• WORK TO DO:
Give only the number of lines in these records that contain the word "method".
********
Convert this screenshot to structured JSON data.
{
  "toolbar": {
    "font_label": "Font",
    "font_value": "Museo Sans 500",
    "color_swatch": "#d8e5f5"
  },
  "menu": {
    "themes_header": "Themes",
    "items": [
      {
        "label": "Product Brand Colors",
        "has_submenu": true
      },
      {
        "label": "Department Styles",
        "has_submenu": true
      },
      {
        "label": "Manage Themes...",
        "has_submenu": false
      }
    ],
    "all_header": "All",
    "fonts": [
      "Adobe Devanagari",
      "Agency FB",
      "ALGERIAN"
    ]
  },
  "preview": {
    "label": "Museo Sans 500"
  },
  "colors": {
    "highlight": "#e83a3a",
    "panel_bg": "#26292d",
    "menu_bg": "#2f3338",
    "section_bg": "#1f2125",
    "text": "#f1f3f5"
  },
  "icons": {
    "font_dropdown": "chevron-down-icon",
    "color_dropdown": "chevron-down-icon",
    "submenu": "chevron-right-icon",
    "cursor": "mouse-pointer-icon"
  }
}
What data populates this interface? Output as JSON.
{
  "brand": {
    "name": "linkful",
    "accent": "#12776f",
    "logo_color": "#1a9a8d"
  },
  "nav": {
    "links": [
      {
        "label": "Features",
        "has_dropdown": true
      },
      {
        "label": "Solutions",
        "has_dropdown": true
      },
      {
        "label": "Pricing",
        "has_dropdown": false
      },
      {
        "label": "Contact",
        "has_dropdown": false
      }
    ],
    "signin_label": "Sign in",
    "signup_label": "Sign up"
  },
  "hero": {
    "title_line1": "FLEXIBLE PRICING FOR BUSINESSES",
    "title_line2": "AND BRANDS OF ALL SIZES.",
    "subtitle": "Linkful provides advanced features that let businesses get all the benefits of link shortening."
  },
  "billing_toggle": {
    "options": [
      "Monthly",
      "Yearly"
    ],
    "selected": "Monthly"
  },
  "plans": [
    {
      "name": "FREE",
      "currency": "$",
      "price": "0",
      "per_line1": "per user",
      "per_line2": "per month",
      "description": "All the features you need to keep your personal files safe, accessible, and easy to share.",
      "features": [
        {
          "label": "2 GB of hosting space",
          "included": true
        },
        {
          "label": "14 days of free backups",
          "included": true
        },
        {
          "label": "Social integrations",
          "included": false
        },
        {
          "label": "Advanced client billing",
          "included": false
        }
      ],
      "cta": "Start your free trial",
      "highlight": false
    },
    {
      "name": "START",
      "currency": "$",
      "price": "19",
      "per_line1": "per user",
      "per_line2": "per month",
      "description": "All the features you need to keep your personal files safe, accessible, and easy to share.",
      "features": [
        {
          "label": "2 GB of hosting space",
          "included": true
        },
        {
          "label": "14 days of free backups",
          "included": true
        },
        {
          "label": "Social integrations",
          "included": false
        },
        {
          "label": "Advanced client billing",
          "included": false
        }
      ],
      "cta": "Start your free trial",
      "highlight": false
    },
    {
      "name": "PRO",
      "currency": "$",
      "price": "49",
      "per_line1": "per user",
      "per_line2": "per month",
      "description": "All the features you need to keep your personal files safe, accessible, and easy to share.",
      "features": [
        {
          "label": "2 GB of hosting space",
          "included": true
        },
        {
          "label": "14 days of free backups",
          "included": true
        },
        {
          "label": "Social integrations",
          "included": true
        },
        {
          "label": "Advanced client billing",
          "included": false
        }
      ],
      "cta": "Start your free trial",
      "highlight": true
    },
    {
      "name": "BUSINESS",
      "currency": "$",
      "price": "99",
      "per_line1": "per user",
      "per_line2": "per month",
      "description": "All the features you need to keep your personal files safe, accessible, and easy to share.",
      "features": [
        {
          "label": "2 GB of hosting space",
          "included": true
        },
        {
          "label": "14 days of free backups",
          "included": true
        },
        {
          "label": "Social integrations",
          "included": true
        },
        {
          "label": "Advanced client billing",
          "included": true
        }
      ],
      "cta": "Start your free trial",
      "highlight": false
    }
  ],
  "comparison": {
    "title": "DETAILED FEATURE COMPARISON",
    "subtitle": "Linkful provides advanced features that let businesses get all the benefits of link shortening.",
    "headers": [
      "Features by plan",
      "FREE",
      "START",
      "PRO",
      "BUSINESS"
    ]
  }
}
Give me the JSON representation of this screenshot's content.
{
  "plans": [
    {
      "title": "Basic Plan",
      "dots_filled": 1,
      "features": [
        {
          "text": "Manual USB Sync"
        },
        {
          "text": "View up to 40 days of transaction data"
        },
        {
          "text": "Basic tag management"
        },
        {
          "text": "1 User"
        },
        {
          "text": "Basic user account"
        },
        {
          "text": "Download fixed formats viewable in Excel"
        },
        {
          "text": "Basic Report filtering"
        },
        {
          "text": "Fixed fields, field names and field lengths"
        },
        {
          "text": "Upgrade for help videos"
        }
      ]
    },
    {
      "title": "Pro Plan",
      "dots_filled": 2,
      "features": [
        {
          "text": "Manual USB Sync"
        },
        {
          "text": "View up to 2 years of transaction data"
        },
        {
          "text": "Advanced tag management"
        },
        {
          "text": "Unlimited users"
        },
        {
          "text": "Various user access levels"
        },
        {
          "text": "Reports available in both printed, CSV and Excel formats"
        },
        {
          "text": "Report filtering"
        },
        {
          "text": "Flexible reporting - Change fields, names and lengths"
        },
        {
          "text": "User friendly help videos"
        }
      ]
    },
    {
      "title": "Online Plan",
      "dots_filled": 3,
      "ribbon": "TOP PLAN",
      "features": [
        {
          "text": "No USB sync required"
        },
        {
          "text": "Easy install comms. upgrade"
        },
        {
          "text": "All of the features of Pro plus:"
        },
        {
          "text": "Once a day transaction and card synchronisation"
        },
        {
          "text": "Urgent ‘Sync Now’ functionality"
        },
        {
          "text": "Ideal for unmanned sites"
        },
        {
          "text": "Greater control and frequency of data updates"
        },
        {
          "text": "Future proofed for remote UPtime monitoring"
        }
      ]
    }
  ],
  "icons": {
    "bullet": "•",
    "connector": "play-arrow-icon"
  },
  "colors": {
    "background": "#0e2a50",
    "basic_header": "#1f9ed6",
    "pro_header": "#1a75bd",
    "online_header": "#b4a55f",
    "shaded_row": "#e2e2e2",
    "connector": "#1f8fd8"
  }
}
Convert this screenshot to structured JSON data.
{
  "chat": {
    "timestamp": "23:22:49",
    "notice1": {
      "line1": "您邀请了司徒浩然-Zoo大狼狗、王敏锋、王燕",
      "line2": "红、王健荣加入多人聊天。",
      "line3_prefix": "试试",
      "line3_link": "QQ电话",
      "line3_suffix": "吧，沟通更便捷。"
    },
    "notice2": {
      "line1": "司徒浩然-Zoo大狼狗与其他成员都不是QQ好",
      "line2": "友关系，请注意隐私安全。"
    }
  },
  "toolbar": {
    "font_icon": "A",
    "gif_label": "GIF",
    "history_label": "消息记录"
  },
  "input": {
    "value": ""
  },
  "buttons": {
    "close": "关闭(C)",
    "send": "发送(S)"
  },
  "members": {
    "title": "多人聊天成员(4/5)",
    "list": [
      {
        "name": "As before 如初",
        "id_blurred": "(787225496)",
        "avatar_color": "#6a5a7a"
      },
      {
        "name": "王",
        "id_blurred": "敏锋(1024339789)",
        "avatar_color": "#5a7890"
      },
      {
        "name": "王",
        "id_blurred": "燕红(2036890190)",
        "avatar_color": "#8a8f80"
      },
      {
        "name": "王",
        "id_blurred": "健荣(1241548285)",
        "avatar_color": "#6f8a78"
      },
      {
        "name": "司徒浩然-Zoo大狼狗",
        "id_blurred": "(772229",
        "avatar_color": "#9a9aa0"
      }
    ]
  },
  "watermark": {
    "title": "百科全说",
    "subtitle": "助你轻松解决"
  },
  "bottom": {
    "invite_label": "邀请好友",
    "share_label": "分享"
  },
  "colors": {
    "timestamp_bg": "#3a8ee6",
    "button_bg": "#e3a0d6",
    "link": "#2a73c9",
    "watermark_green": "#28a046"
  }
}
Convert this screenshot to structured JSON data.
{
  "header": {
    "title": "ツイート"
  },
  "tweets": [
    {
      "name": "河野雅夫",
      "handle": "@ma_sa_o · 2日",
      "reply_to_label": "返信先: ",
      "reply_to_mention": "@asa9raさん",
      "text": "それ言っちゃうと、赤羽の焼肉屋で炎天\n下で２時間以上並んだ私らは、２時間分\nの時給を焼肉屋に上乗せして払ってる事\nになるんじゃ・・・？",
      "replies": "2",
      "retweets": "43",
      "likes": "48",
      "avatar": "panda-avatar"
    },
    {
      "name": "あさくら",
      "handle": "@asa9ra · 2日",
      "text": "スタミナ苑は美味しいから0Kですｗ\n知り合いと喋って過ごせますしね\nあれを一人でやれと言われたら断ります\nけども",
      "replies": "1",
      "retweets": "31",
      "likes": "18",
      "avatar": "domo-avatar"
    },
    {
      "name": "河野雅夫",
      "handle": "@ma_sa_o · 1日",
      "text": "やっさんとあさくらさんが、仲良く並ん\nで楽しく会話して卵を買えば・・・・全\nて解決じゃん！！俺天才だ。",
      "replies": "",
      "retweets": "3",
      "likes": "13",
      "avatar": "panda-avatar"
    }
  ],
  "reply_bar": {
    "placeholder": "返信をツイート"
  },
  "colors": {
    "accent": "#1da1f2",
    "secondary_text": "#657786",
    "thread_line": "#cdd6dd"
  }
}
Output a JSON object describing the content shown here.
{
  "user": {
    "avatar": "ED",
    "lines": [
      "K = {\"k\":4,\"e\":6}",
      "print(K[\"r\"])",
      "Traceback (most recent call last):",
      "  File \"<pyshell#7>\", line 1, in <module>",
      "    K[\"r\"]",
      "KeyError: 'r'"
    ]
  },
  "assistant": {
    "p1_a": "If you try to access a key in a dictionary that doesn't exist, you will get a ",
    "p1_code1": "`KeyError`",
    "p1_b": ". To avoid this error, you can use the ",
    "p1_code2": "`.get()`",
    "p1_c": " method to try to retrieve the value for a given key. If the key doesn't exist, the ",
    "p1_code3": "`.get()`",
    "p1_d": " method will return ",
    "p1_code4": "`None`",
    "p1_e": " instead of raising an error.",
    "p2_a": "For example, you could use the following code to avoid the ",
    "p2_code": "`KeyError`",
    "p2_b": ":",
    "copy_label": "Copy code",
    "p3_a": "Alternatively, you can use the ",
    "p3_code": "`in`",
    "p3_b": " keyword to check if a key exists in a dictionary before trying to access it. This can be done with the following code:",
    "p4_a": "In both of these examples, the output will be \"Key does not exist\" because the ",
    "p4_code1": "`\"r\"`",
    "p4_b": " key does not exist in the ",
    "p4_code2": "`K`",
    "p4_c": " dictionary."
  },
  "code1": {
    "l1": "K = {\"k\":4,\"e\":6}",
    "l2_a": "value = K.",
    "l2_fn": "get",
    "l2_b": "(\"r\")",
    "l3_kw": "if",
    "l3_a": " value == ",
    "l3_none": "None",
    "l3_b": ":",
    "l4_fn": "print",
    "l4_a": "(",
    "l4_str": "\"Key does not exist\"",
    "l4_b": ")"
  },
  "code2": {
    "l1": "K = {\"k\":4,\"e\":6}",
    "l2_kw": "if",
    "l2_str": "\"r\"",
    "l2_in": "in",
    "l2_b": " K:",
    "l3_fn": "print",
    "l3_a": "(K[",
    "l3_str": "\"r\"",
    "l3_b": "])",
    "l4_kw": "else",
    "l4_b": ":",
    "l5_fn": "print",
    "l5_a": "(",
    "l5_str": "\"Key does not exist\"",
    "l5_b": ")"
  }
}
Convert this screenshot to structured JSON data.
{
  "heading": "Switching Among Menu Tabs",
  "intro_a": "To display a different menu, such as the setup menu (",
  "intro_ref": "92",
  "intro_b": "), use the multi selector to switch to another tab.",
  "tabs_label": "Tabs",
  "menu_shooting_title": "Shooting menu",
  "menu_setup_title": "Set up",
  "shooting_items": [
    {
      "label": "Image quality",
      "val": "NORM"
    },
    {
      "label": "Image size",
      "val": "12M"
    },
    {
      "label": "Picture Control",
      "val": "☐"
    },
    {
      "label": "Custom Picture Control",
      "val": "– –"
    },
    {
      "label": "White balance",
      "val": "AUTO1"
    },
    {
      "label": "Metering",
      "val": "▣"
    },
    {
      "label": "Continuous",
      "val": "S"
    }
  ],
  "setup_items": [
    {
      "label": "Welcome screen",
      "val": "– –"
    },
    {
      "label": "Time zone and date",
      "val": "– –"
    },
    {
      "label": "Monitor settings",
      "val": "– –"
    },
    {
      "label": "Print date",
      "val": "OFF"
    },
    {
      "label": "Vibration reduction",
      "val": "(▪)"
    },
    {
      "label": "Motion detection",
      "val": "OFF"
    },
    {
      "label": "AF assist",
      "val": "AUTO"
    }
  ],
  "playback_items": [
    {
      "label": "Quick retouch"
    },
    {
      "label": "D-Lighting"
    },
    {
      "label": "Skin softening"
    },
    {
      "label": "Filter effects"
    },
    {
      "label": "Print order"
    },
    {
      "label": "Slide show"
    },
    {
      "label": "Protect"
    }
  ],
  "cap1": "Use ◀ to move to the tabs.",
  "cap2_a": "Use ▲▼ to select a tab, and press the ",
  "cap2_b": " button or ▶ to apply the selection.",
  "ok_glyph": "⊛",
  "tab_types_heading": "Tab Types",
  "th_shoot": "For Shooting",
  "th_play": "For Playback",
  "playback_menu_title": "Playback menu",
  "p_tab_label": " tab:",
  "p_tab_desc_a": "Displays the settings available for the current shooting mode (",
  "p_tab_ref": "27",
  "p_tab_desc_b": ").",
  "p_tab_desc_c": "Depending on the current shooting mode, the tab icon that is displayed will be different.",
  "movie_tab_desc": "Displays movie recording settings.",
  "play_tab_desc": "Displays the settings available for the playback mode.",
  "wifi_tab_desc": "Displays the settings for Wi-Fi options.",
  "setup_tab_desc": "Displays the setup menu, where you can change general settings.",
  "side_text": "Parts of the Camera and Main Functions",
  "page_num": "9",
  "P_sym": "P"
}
********
• TASK OUTPUT:
2